===== RECORDS
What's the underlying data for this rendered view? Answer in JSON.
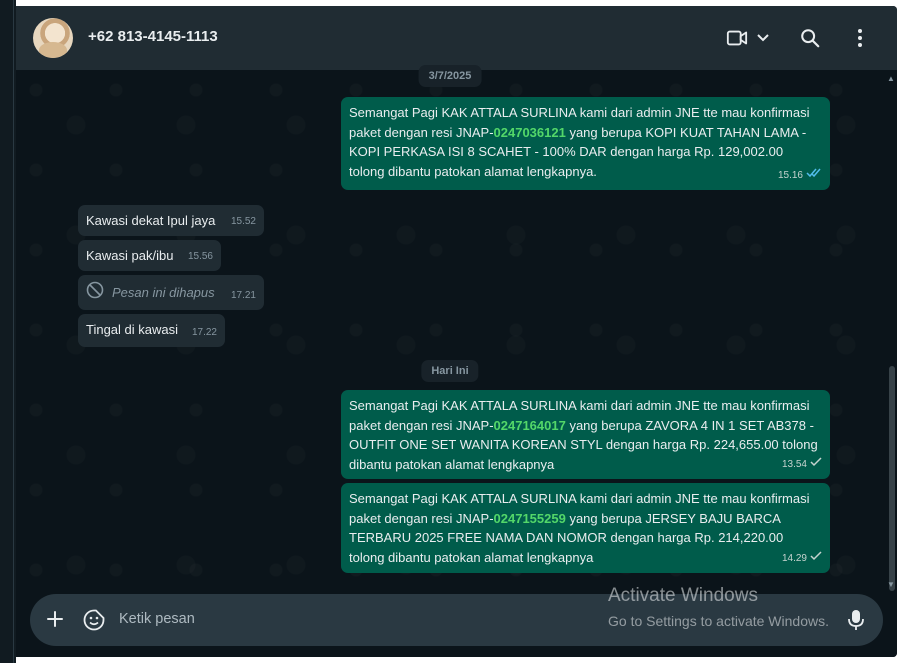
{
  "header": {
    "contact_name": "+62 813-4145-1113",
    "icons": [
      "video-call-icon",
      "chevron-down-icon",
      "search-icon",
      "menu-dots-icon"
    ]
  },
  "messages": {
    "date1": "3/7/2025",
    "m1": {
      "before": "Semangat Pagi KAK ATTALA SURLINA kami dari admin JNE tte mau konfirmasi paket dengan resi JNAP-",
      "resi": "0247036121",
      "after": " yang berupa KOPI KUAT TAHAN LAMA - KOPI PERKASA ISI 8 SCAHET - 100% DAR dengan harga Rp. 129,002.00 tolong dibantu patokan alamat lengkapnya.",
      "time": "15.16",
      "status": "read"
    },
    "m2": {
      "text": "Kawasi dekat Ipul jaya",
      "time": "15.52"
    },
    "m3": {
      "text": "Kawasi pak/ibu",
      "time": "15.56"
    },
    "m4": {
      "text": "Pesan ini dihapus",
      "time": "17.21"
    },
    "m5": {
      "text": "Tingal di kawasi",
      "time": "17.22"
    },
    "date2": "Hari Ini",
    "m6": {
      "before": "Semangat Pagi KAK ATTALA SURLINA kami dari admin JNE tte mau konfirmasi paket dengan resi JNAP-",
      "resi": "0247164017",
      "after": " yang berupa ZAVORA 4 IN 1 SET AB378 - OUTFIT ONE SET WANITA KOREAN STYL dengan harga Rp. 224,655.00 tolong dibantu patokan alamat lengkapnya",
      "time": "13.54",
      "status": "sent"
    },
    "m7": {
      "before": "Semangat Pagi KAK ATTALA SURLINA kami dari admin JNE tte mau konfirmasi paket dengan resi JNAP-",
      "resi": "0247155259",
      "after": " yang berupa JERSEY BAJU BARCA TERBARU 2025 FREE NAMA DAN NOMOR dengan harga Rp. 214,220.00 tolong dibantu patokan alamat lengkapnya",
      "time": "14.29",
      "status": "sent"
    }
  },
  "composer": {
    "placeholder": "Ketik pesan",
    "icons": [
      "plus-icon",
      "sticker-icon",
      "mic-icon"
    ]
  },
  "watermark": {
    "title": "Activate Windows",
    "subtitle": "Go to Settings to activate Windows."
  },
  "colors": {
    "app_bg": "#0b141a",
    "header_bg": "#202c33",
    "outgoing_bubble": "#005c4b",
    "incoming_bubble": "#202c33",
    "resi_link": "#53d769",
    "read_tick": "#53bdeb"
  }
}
==========
Return, from the data, each line that has the word "yang" in it.

      "after": " yang berupa KOPI KUAT TAHAN LAMA - KOPI PERKASA ISI 8 SCAHET - 100% DAR dengan harga Rp. 129,002.00 tolong dibantu patokan alamat lengkapnya.",
      "after": " yang berupa ZAVORA 4 IN 1 SET AB378 - OUTFIT ONE SET WANITA KOREAN STYL dengan harga Rp. 224,655.00 tolong dibantu patokan alamat lengkapnya",
      "after": " yang berupa JERSEY BAJU BARCA TERBARU 2025 FREE NAMA DAN NOMOR dengan harga Rp. 214,220.00 tolong dibantu patokan alamat lengkapnya",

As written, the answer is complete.